[Collection entries]

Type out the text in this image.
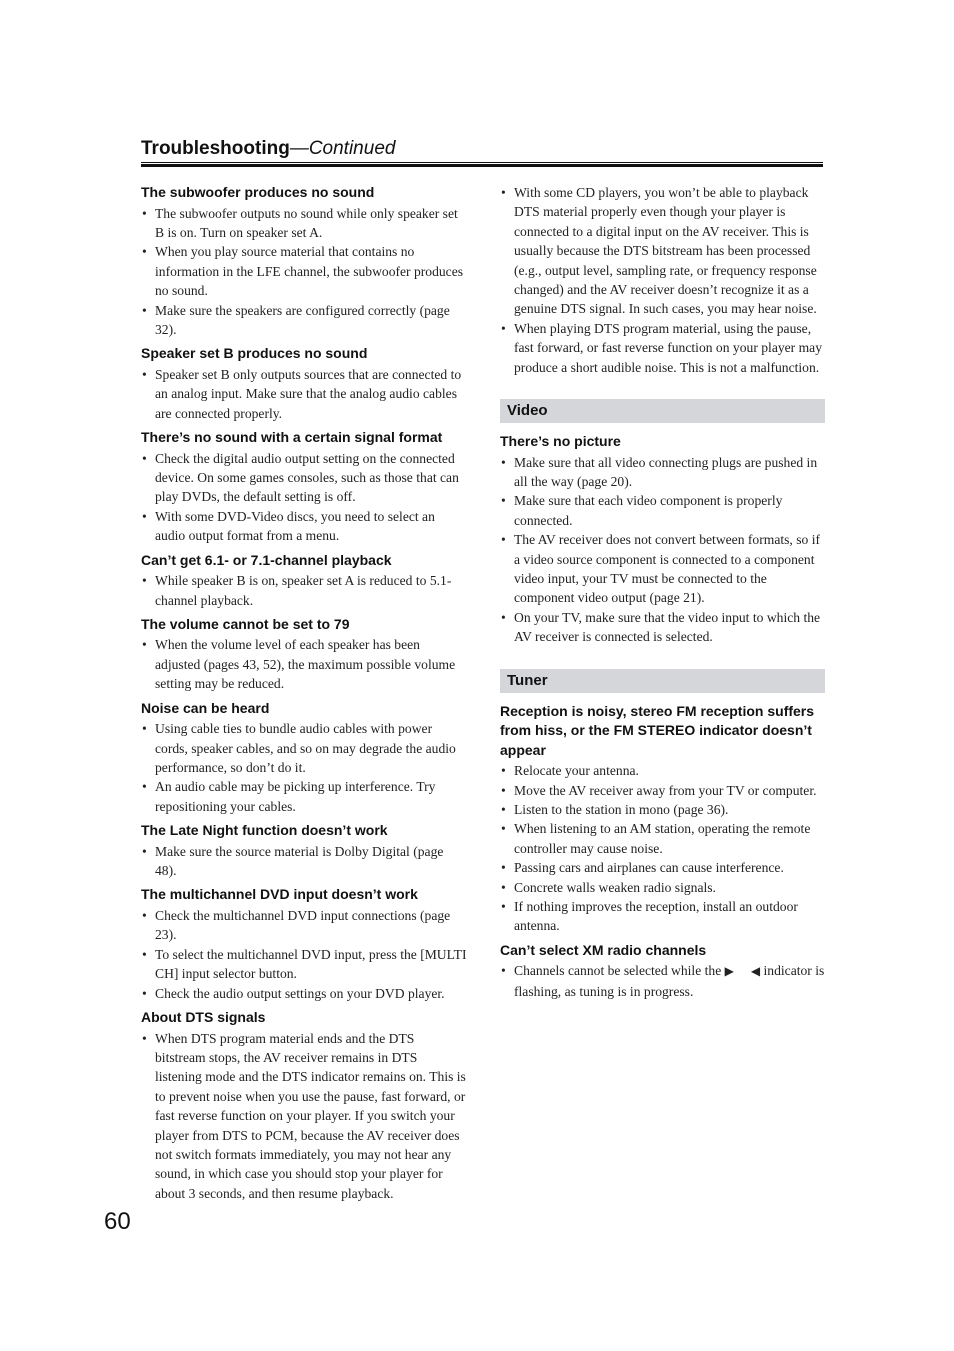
Troubleshooting—Continued
The subwoofer produces no sound
• The subwoofer outputs no sound while only speaker set B is on. Turn on speaker set A.
• When you play source material that contains no information in the LFE channel, the subwoofer produces no sound.
• Make sure the speakers are configured correctly (page 32).
Speaker set B produces no sound
• Speaker set B only outputs sources that are connected to an analog input. Make sure that the analog audio cables are connected properly.
There’s no sound with a certain signal format
• Check the digital audio output setting on the connected device. On some games consoles, such as those that can play DVDs, the default setting is off.
• With some DVD-Video discs, you need to select an audio output format from a menu.
Can’t get 6.1- or 7.1-channel playback
• While speaker B is on, speaker set A is reduced to 5.1-channel playback.
The volume cannot be set to 79
• When the volume level of each speaker has been adjusted (pages 43, 52), the maximum possible volume setting may be reduced.
Noise can be heard
• Using cable ties to bundle audio cables with power cords, speaker cables, and so on may degrade the audio performance, so don’t do it.
• An audio cable may be picking up interference. Try repositioning your cables.
The Late Night function doesn’t work
• Make sure the source material is Dolby Digital (page 48).
The multichannel DVD input doesn’t work
• Check the multichannel DVD input connections (page 23).
• To select the multichannel DVD input, press the [MULTI CH] input selector button.
• Check the audio output settings on your DVD player.
About DTS signals
• When DTS program material ends and the DTS bitstream stops, the AV receiver remains in DTS listening mode and the DTS indicator remains on. This is to prevent noise when you use the pause, fast forward, or fast reverse function on your player. If you switch your player from DTS to PCM, because the AV receiver does not switch formats immediately, you may not hear any sound, in which case you should stop your player for about 3 seconds, and then resume playback.
• With some CD players, you won’t be able to playback DTS material properly even though your player is connected to a digital input on the AV receiver. This is usually because the DTS bitstream has been processed (e.g., output level, sampling rate, or frequency response changed) and the AV receiver doesn’t recognize it as a genuine DTS signal. In such cases, you may hear noise.
• When playing DTS program material, using the pause, fast forward, or fast reverse function on your player may produce a short audible noise. This is not a malfunction.
Video
There’s no picture
• Make sure that all video connecting plugs are pushed in all the way (page 20).
• Make sure that each video component is properly connected.
• The AV receiver does not convert between formats, so if a video source component is connected to a component video input, your TV must be connected to the component video output (page 21).
• On your TV, make sure that the video input to which the AV receiver is connected is selected.
Tuner
Reception is noisy, stereo FM reception suffers from hiss, or the FM STEREO indicator doesn’t appear
• Relocate your antenna.
• Move the AV receiver away from your TV or computer.
• Listen to the station in mono (page 36).
• When listening to an AM station, operating the remote controller may cause noise.
• Passing cars and airplanes can cause interference.
• Concrete walls weaken radio signals.
• If nothing improves the reception, install an outdoor antenna.
Can’t select XM radio channels
• Channels cannot be selected while the ▶ ◀ indicator is flashing, as tuning is in progress.
60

■ **STATED PROBLEM**: Scan the data for the word "properly" and copy every line where it shows up.

■ **THE OUTPUT**:
• Speaker set B only outputs sources that are connected to an analog input. Make sure that the analog audio cables are connected properly.
• With some CD players, you won’t be able to playback DTS material properly even though your player is connected to a digital input on the AV receiver. This is usually because the DTS bitstream has been processed (e.g., output level, sampling rate, or frequency response changed) and the AV receiver doesn’t recognize it as a genuine DTS signal. In such cases, you may hear noise.
• Make sure that each video component is properly connected.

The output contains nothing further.